» **Rows**:
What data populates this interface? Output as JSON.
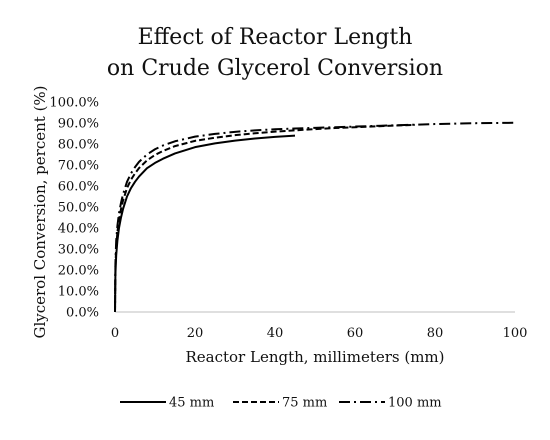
{
  "chart_data": {
    "type": "line",
    "title_lines": [
      "Effect of Reactor Length",
      "on Crude Glycerol Conversion"
    ],
    "xlabel": "Reactor Length, millimeters (mm)",
    "ylabel": "Glycerol Conversion, percent (%)",
    "xlim": [
      0,
      100
    ],
    "ylim": [
      0,
      100
    ],
    "x_ticks": [
      0,
      20,
      40,
      60,
      80,
      100
    ],
    "y_ticks": [
      0,
      10,
      20,
      30,
      40,
      50,
      60,
      70,
      80,
      90,
      100
    ],
    "x_tick_labels": [
      "0",
      "20",
      "40",
      "60",
      "80",
      "100"
    ],
    "y_tick_labels": [
      "0.0%",
      "10.0%",
      "20.0%",
      "30.0%",
      "40.0%",
      "50.0%",
      "60.0%",
      "70.0%",
      "80.0%",
      "90.0%",
      "100.0%"
    ],
    "grid": false,
    "legend_position": "bottom",
    "series": [
      {
        "name": "45 mm",
        "line_style": "solid",
        "x": [
          0,
          0.1,
          0.3,
          0.6,
          1,
          1.5,
          2,
          3,
          4,
          5,
          6,
          8,
          10,
          12,
          15,
          20,
          25,
          30,
          35,
          40,
          45
        ],
        "y": [
          0,
          18,
          27,
          34,
          40,
          45,
          49,
          55,
          59,
          62,
          64.5,
          68.5,
          71,
          73,
          75.5,
          78.5,
          80.3,
          81.6,
          82.6,
          83.4,
          84
        ]
      },
      {
        "name": "75 mm",
        "line_style": "dashed",
        "x": [
          0,
          0.1,
          0.3,
          0.6,
          1,
          1.5,
          2,
          3,
          4,
          5,
          6,
          8,
          10,
          12,
          15,
          20,
          25,
          30,
          35,
          40,
          45,
          50,
          55,
          60,
          65,
          70,
          75
        ],
        "y": [
          0,
          21,
          31,
          38,
          44,
          49,
          53,
          59,
          63,
          66,
          68.5,
          72.2,
          74.8,
          76.7,
          79,
          81.5,
          83,
          84.2,
          85.1,
          85.9,
          86.5,
          87.1,
          87.6,
          88,
          88.4,
          88.8,
          89.1
        ]
      },
      {
        "name": "100 mm",
        "line_style": "dash-dot",
        "x": [
          0,
          0.1,
          0.3,
          0.6,
          1,
          1.5,
          2,
          3,
          4,
          5,
          6,
          8,
          10,
          12,
          15,
          20,
          25,
          30,
          35,
          40,
          45,
          50,
          55,
          60,
          65,
          70,
          75,
          80,
          85,
          90,
          95,
          100
        ],
        "y": [
          0,
          23,
          34,
          41,
          47,
          52,
          56,
          62,
          66,
          69,
          71.5,
          75,
          77.5,
          79.3,
          81.3,
          83.5,
          84.8,
          85.8,
          86.5,
          87,
          87.4,
          87.7,
          88,
          88.3,
          88.6,
          88.9,
          89.2,
          89.5,
          89.7,
          89.9,
          90,
          90.1
        ]
      }
    ]
  }
}
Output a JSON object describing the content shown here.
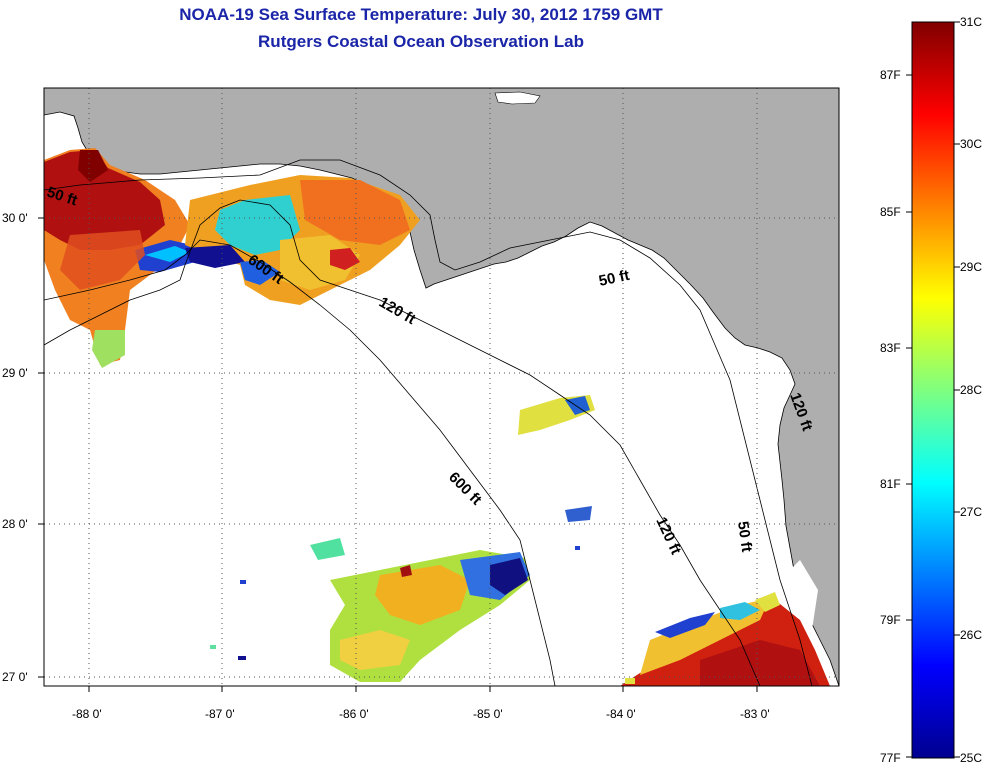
{
  "title": {
    "line1": "NOAA-19 Sea Surface Temperature:  July 30, 2012 1759 GMT",
    "line2": "Rutgers Coastal Ocean Observation Lab"
  },
  "map": {
    "x_ticks": [
      "-88 0'",
      "-87 0'",
      "-86 0'",
      "-85 0'",
      "-84 0'",
      "-83 0'"
    ],
    "y_ticks": [
      "30 0'",
      "29 0'",
      "28 0'",
      "27 0'"
    ],
    "contours": [
      "50 ft",
      "600 ft",
      "120 ft",
      "50 ft",
      "120 ft",
      "600 ft",
      "120 ft",
      "50 ft"
    ],
    "colors": {
      "land": "#aeaeae",
      "ocean": "#ffffff",
      "grid": "#555555"
    }
  },
  "colorbar": {
    "celsius_labels": [
      "31C",
      "30C",
      "29C",
      "28C",
      "27C",
      "26C",
      "25C"
    ],
    "fahrenheit_labels": [
      "87F",
      "85F",
      "83F",
      "81F",
      "79F",
      "77F"
    ]
  }
}
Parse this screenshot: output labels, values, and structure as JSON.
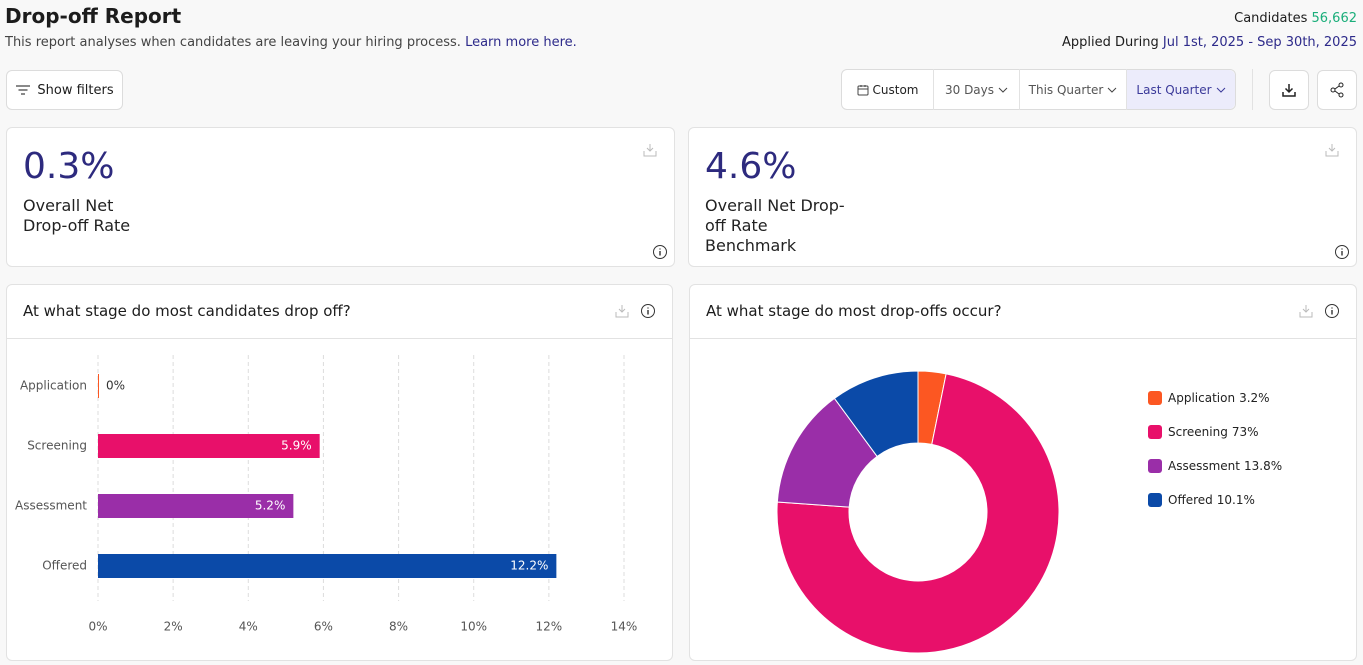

» **What to work on**: Search the data above for the string "Length" and return every line that has it.

» **Complete response**:
      "Effect of Reactor Length",
    "xlabel": "Reactor Length, millimeters (mm)",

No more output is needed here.